PROBLEM DESCRIPTION. Show, in full, each line of the data that contains "YILLARA".

(Figure record extracts)
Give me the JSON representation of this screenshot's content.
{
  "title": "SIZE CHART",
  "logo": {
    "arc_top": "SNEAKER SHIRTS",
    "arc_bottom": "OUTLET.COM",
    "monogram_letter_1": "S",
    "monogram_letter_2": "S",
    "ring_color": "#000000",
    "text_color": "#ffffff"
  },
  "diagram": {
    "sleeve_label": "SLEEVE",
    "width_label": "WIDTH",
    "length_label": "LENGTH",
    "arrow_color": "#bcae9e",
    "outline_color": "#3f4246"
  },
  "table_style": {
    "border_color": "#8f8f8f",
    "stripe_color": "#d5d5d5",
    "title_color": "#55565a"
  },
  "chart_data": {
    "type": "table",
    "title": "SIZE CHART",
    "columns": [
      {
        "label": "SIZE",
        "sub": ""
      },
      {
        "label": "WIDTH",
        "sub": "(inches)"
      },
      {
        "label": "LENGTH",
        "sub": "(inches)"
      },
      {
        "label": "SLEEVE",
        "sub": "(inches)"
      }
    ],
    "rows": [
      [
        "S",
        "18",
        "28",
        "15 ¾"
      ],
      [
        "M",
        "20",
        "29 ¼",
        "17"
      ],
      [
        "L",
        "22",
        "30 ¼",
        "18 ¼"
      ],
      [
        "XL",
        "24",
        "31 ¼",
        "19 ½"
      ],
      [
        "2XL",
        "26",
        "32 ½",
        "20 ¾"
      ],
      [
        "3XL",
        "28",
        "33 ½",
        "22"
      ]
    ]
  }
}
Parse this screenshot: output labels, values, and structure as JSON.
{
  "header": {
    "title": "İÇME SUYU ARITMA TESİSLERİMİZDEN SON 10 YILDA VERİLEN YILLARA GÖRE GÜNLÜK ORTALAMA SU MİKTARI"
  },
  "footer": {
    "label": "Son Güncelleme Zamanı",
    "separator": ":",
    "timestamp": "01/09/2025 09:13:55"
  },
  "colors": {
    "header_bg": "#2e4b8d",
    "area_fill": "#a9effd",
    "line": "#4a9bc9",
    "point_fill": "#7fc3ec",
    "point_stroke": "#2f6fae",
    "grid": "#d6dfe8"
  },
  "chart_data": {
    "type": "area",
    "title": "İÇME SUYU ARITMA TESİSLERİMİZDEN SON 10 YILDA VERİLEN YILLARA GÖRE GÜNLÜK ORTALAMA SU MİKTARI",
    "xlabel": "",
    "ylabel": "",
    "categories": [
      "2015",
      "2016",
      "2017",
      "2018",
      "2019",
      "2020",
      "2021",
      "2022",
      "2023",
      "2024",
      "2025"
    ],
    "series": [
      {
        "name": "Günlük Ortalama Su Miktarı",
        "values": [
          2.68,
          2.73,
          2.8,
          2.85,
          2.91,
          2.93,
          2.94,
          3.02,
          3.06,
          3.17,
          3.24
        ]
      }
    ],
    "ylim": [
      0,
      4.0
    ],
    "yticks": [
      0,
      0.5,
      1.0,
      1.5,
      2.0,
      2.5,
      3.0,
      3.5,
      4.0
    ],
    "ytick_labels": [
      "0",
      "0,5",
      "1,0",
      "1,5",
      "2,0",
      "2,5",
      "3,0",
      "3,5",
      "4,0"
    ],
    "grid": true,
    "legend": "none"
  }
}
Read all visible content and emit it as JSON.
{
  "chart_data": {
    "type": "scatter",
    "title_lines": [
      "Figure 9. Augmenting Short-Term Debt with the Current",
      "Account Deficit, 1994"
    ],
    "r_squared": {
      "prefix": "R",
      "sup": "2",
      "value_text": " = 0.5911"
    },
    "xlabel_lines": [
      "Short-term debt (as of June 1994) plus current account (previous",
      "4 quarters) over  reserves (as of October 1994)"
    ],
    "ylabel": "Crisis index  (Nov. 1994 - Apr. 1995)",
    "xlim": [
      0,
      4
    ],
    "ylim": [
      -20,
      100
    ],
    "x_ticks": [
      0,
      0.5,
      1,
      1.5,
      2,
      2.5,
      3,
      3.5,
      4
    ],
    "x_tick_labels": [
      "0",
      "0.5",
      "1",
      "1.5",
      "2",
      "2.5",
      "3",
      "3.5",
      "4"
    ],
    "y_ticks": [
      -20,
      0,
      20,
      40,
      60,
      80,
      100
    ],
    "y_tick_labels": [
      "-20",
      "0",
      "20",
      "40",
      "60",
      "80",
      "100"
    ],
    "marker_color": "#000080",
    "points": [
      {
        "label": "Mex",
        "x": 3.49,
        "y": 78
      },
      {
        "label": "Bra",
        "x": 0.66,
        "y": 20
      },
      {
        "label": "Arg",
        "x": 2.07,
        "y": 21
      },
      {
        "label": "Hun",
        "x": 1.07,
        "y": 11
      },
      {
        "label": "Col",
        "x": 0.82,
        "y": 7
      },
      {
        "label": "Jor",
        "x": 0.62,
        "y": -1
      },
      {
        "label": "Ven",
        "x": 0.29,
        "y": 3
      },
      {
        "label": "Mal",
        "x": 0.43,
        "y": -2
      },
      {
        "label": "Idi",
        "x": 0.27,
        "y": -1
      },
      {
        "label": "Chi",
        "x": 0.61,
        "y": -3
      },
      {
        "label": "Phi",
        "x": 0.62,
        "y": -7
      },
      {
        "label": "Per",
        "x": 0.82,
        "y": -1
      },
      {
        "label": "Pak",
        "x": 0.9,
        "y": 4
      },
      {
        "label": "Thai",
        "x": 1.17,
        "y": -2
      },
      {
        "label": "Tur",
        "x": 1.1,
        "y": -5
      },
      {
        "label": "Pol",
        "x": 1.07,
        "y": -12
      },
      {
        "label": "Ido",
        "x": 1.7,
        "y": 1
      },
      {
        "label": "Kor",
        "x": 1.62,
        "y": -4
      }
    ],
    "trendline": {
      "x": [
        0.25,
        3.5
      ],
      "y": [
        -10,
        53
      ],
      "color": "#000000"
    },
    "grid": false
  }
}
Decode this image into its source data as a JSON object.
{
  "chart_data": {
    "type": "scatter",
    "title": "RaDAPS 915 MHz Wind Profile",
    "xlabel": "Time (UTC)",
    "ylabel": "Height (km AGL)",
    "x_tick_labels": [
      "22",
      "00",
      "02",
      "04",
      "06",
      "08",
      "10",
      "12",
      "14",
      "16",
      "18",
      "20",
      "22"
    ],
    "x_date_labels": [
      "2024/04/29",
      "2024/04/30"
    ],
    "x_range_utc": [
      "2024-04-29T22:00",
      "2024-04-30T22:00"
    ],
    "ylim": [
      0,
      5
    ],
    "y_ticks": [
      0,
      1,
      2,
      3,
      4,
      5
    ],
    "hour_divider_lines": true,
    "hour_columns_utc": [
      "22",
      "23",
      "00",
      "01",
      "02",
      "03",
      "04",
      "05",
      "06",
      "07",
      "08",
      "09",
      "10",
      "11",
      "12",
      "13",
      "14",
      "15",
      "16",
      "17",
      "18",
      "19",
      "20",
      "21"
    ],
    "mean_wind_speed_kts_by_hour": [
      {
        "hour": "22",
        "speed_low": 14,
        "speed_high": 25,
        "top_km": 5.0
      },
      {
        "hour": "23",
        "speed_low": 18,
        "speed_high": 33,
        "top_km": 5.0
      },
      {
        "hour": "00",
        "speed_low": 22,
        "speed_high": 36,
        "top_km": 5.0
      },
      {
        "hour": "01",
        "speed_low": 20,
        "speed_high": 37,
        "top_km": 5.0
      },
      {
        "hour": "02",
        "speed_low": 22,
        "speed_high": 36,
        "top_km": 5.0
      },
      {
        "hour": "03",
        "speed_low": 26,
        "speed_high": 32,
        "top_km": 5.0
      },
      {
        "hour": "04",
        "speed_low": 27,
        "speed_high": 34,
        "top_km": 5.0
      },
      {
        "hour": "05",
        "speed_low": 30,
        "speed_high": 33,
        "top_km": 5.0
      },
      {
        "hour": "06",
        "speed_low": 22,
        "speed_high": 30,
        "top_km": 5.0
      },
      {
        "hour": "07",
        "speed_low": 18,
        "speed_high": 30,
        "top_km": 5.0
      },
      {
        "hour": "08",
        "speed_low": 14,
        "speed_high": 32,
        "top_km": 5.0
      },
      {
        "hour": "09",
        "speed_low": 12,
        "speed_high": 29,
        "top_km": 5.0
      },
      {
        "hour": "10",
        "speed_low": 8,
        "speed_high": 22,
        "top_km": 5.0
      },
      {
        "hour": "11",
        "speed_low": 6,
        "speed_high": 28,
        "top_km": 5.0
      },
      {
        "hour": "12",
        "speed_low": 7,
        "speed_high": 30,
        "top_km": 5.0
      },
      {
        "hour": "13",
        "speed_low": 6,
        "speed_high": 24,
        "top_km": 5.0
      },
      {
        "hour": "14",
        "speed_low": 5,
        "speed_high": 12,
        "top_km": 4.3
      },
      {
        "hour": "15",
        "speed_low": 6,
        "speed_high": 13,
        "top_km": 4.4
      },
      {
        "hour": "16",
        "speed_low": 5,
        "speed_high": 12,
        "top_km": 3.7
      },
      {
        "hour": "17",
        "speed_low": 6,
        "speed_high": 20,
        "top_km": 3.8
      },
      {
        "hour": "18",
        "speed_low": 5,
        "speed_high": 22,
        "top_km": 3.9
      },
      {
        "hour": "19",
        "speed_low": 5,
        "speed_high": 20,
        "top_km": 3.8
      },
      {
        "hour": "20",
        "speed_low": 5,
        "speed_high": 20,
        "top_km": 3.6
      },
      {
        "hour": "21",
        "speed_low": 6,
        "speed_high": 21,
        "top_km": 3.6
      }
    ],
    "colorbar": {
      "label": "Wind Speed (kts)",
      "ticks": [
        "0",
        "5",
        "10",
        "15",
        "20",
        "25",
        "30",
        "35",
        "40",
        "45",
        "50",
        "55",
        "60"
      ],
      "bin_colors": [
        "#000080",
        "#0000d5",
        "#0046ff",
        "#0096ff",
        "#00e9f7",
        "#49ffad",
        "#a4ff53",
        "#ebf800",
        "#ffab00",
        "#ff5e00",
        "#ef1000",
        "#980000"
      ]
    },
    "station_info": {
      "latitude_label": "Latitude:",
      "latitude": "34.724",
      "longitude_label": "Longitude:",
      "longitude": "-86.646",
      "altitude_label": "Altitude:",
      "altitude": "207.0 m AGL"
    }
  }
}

SOLUTION FOR THIS EXERCISE.
    "title": "İÇME SUYU ARITMA TESİSLERİMİZDEN SON 10 YILDA VERİLEN YILLARA GÖRE GÜNLÜK ORTALAMA SU MİKTARI"
    "title": "İÇME SUYU ARITMA TESİSLERİMİZDEN SON 10 YILDA VERİLEN YILLARA GÖRE GÜNLÜK ORTALAMA SU MİKTARI",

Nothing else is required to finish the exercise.